##### Teks yang Diberikan

REPUBLIKA.CO.ID, JAKARTA -- Anggota Komisi III DPR RI Arteria Dahlan membela Menteri Hukum dan HAM Yasonna Laoly terkait gugatan yang diajukan kepada sang menteri. Ia meyakini gugatan yang diajukan sejumlah lembaga swadaya masyarakat (LSM) itu bakal ditolak pengadilan.
"Ya kita hormati saja, tapi saya yakin kok gugatannya pasti ditolak, karena dari sejak awal tidak berasalan menurut hukum," ujar Arteria, Selasa (28/4).
Politikus PDIP itu mengaku menghargai adanya upaya hukum yang dilakukan sejumlah aktivis terkait kebijakan pelepasan narapidana melalui program asimilasi dan integrasi kepada para narapidana yang dilakukan Yasonna ke Pengadilan Negeri Surakarta. Pengajuan gugatan itu dikarenakan kebijakan itu dianggap menimbulkan keresahan dan tindak pidana dari para napi yang dibebaskan.

##########

> **Petunjuk Tugas**
**1)** Menurut berita tentang pembelaan Arteria Dahlan terhadap Yasonna Laoly, ke pengadilan mana gugatan para aktivis itu diajukan?
**2)** Tulis lanjutan berita tentang gugatan terhadap Yasonna Laoly, mulai setelah kalimat terakhirnya.

##### Catatan Data

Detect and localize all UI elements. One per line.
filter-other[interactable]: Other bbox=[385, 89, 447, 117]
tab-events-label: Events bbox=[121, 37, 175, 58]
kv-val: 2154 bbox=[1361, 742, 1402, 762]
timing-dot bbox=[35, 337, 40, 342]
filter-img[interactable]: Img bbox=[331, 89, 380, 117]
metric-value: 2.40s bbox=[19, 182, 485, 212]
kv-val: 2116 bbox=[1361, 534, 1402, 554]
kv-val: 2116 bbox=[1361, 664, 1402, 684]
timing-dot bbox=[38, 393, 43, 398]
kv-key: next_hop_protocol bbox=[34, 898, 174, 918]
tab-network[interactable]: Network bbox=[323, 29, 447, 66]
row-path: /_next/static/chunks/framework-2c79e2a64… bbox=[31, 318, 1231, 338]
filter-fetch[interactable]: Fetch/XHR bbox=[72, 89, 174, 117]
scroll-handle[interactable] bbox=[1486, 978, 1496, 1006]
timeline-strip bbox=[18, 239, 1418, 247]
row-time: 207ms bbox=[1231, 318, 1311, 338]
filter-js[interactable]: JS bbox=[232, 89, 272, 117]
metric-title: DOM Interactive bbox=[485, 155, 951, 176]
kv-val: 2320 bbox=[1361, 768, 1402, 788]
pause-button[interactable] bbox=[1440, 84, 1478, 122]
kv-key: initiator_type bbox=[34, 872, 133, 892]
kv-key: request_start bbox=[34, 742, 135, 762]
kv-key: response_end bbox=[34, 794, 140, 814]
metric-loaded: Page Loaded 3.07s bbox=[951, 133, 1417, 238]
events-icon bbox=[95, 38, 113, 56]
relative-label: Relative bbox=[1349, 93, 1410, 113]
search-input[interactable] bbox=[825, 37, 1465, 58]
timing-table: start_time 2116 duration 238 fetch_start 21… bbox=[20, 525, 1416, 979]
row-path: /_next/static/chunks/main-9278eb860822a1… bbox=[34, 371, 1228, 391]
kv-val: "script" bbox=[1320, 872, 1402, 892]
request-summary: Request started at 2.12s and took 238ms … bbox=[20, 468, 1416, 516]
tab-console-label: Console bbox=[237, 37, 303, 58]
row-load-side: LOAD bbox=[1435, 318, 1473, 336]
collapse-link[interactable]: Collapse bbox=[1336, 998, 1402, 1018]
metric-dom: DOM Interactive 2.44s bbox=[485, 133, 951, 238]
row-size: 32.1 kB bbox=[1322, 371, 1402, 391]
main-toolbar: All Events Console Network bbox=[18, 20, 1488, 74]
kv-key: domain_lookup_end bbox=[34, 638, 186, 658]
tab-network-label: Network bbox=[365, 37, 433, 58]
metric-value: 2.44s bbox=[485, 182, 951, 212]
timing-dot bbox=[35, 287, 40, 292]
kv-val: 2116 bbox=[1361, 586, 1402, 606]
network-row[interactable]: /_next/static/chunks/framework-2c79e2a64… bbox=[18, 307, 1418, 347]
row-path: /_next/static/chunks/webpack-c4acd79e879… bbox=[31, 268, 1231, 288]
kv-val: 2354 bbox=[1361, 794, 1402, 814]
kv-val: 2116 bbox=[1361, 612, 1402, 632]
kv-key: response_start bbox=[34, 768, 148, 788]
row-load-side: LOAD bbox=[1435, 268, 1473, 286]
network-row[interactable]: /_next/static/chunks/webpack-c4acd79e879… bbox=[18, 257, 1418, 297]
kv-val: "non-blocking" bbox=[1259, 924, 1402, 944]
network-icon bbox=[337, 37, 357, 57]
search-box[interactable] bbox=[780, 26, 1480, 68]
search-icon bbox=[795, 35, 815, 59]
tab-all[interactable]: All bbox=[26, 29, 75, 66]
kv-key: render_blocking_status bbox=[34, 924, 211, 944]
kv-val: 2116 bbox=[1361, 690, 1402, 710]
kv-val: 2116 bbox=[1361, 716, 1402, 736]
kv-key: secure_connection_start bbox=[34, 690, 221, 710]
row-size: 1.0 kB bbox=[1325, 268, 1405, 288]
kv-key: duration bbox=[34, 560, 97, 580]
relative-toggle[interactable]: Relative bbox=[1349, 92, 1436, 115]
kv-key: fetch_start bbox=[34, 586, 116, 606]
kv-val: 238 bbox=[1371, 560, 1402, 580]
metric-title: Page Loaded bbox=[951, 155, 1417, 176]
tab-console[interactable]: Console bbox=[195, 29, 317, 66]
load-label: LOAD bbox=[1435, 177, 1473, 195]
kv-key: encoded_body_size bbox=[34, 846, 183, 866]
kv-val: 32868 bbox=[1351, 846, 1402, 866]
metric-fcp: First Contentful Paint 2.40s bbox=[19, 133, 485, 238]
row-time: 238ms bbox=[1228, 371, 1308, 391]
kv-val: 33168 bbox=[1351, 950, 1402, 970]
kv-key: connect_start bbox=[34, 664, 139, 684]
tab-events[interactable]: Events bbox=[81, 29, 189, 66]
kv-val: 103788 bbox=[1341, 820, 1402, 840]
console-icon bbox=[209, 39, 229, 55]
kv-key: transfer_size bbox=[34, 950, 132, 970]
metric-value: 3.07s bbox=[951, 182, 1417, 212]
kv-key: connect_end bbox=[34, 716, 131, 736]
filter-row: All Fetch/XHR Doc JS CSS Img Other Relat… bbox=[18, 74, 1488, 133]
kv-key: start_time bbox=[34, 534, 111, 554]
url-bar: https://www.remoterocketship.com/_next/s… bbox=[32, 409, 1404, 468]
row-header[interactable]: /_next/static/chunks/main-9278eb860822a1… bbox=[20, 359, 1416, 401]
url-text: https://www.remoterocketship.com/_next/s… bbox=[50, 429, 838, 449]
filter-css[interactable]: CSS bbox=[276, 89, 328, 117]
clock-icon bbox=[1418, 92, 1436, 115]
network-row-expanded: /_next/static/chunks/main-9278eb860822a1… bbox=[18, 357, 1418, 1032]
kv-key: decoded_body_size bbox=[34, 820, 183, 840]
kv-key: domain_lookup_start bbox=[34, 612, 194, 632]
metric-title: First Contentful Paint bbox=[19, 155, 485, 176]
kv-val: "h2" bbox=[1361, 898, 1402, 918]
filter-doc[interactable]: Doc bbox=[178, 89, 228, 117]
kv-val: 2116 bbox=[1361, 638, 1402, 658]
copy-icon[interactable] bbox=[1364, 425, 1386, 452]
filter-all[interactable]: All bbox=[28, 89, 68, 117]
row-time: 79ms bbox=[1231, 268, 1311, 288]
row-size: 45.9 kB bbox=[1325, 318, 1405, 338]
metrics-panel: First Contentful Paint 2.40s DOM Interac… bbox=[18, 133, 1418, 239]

##########

> **Jawaban yang Diberikan**
**1)** Pengadilan Negeri Surakarta.

**2)**
"Itu kan hak mereka, dan kanalnya tepat, namun kita juga harus menghormati proses peradilan yang akan berlangsung dan tidak perlu mengumbar polemik di ruang publik," ujar Arteria.
Terlepas dari itu, Arteria justru menyebut kebijakan asimilasi yang dikeluarkan sudah tepat. Menurut dia, kebijakan itu telah melalui pertimbangan yang matang serta sempat pula dibicarakan dan disetujui oleh DPR dalam Rapat Kerja Komisi III sebelum kebijakan tersebut diambil.
Arteria juga membantah adanya pihak yang mengatakan, bahwa sejak awal kebijakan tersebut diambil tidak melalui pertimbangan yang matang dan cenderung transaksional. Menurut dia, kebijakan publik ini sudah disepakati bersama.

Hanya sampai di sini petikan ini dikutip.